**GIVEN INSTRUCTION:**
Pull out each line of the data that includes the word "effekt".

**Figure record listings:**
* * * * * * * * *
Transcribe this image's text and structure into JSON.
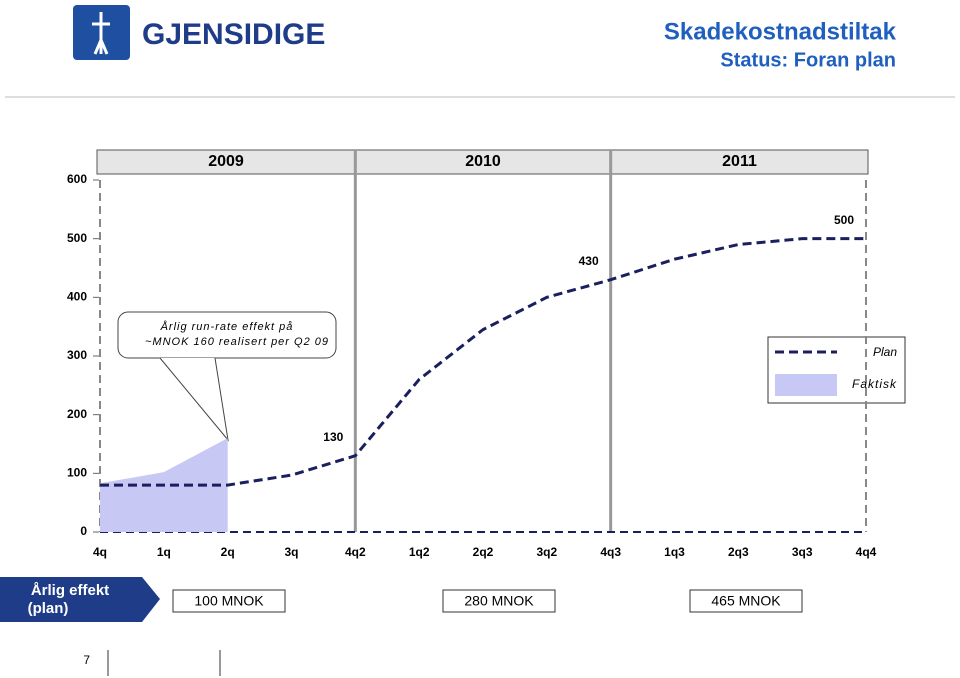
{
  "header": {
    "brand": "GJENSIDIGE",
    "title": "Skadekostnadstiltak",
    "subtitle": "Status: Foran plan"
  },
  "chart_data": {
    "type": "line",
    "years": [
      "2009",
      "2010",
      "2011"
    ],
    "categories": [
      "4q",
      "1q",
      "2q",
      "3q",
      "4q2",
      "1q2",
      "2q2",
      "3q2",
      "4q3",
      "1q3",
      "2q3",
      "3q3",
      "4q4"
    ],
    "ylim": [
      0,
      600
    ],
    "yticks": [
      0,
      100,
      200,
      300,
      400,
      500,
      600
    ],
    "series": [
      {
        "name": "Plan",
        "color": "#1a1f5e",
        "style": "line",
        "values": [
          80,
          80,
          80,
          97,
          130,
          260,
          345,
          400,
          430,
          465,
          490,
          500,
          500
        ],
        "value_labels": [
          null,
          null,
          null,
          null,
          "130",
          null,
          null,
          null,
          "430",
          null,
          null,
          null,
          "500"
        ]
      },
      {
        "name": "Faktisk",
        "color": "#c8c8f5",
        "style": "area",
        "values": [
          83,
          102,
          160,
          null,
          null,
          null,
          null,
          null,
          null,
          null,
          null,
          null,
          null
        ]
      }
    ],
    "annotation": [
      "Årlig run-rate effekt på",
      "~MNOK 160 realisert per Q2 09"
    ]
  },
  "footer_row": {
    "label": [
      "Årlig effekt",
      "(plan)"
    ],
    "boxes": [
      "100 MNOK",
      "280 MNOK",
      "465 MNOK"
    ]
  },
  "page_number": "7"
}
* * * * * * * * *
**FINAL RESULT:**
      "Årlig run-rate effekt på",
      "Årlig effekt",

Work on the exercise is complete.